• [Exercise]:
Pull every line that holds the word "Anna" from the entries.
:: Material for the task
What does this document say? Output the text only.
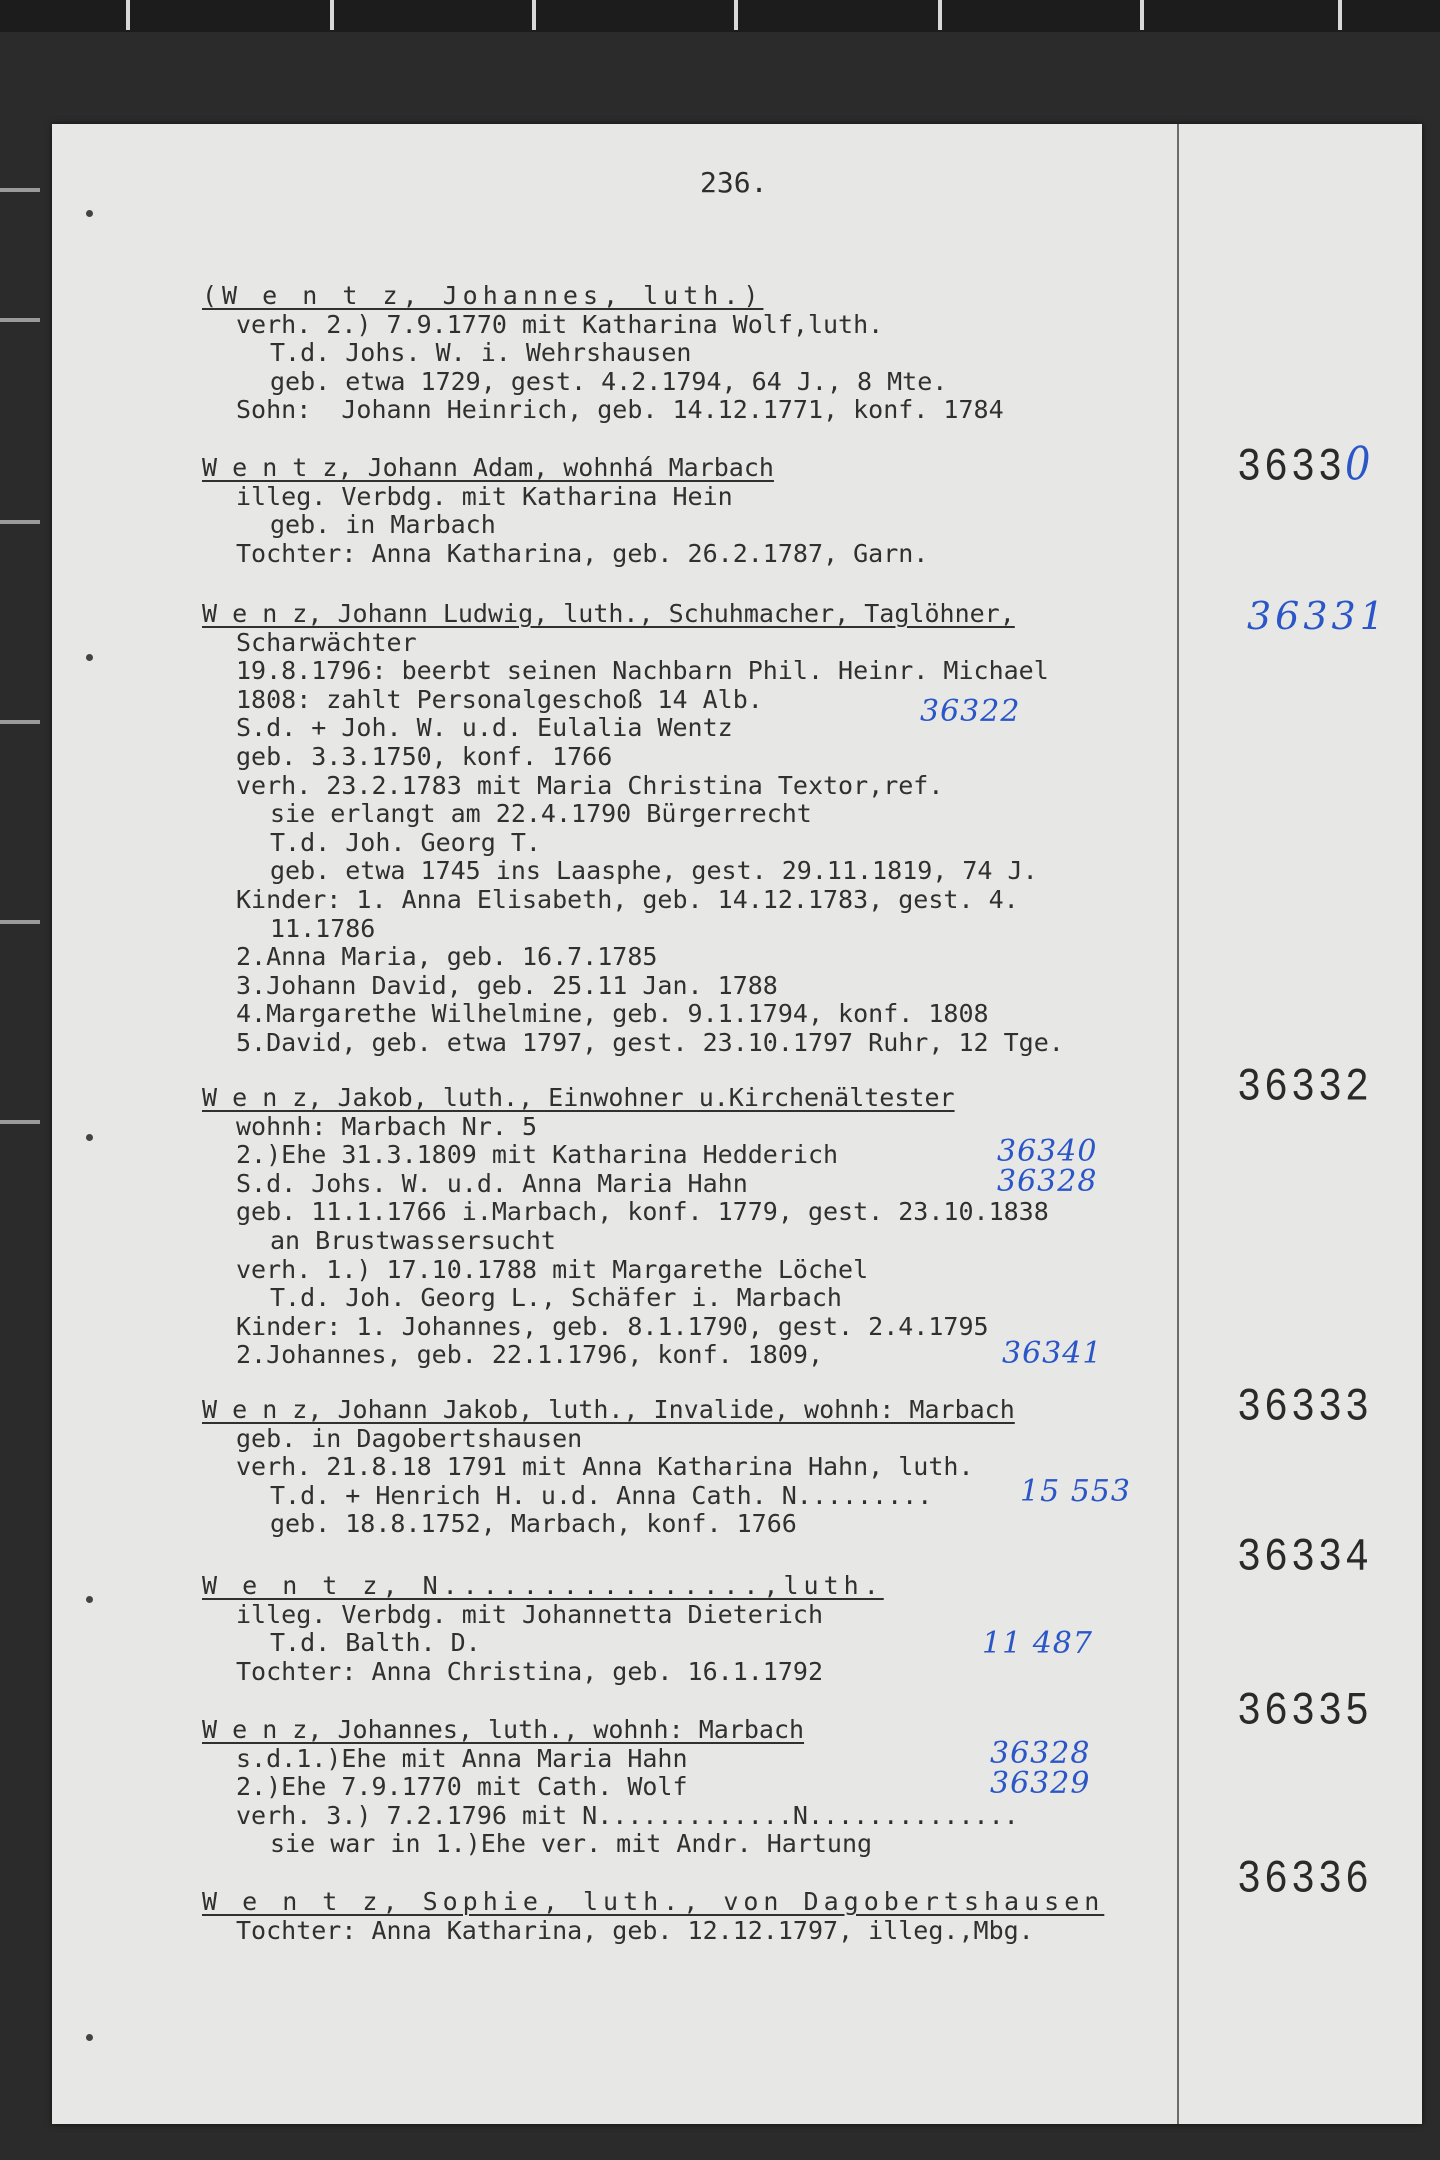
236.
(W e n t z, Johannes, luth.)
verh. 2.) 7.9.1770 mit Katharina Wolf,luth.
T.d. Johs. W. i. Wehrshausen
geb. etwa 1729, gest. 4.2.1794, 64 J., 8 Mte.
Sohn:  Johann Heinrich, geb. 14.12.1771, konf. 1784
W e n t z, Johann Adam, wohnhá Marbach
illeg. Verbdg. mit Katharina Hein
geb. in Marbach
Tochter: Anna Katharina, geb. 26.2.1787, Garn.
36330
W e n z, Johann Ludwig, luth., Schuhmacher, Taglöhner,
Scharwächter
19.8.1796: beerbt seinen Nachbarn Phil. Heinr. Michael
1808: zahlt Personalgeschoß 14 Alb.
S.d. + Joh. W. u.d. Eulalia Wentz
geb. 3.3.1750, konf. 1766
verh. 23.2.1783 mit Maria Christina Textor,ref.
sie erlangt am 22.4.1790 Bürgerrecht
T.d. Joh. Georg T.
geb. etwa 1745 ins Laasphe, gest. 29.11.1819, 74 J.
Kinder: 1. Anna Elisabeth, geb. 14.12.1783, gest. 4.
11.1786
2.Anna Maria, geb. 16.7.1785
3.Johann David, geb. 25.11 Jan. 1788
4.Margarethe Wilhelmine, geb. 9.1.1794, konf. 1808
5.David, geb. etwa 1797, gest. 23.10.1797 Ruhr, 12 Tge.
36331
36322
W e n z, Jakob, luth., Einwohner u.Kirchenältester
wohnh: Marbach Nr. 5
2.)Ehe 31.3.1809 mit Katharina Hedderich
S.d. Johs. W. u.d. Anna Maria Hahn
geb. 11.1.1766 i.Marbach, konf. 1779, gest. 23.10.1838
an Brustwassersucht
verh. 1.) 17.10.1788 mit Margarethe Löchel
T.d. Joh. Georg L., Schäfer i. Marbach
Kinder: 1. Johannes, geb. 8.1.1790, gest. 2.4.1795
2.Johannes, geb. 22.1.1796, konf. 1809,
36332
36340
36328
36341
W e n z, Johann Jakob, luth., Invalide, wohnh: Marbach
geb. in Dagobertshausen
verh. 21.8.18 1791 mit Anna Katharina Hahn, luth.
T.d. + Henrich H. u.d. Anna Cath. N.........
geb. 18.8.1752, Marbach, konf. 1766
36333
15 553
W e n t z, N................,luth.
illeg. Verbdg. mit Johannetta Dieterich
T.d. Balth. D.
Tochter: Anna Christina, geb. 16.1.1792
36334
11 487
W e n z, Johannes, luth., wohnh: Marbach
s.d.1.)Ehe mit Anna Maria Hahn
2.)Ehe 7.9.1770 mit Cath. Wolf
verh. 3.) 7.2.1796 mit N.............N..............
sie war in 1.)Ehe ver. mit Andr. Hartung
36335
36328
36329
W e n t z, Sophie, luth., von Dagobertshausen
Tochter: Anna Katharina, geb. 12.12.1797, illeg.,Mbg.
36336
::::
• [Response]:
Tochter: Anna Katharina, geb. 26.2.1787, Garn.
Kinder: 1. Anna Elisabeth, geb. 14.12.1783, gest. 4.
2.Anna Maria, geb. 16.7.1785
S.d. Johs. W. u.d. Anna Maria Hahn
verh. 21.8.18 1791 mit Anna Katharina Hahn, luth.
T.d. + Henrich H. u.d. Anna Cath. N.........
Tochter: Anna Christina, geb. 16.1.1792
s.d.1.)Ehe mit Anna Maria Hahn
Tochter: Anna Katharina, geb. 12.12.1797, illeg.,Mbg.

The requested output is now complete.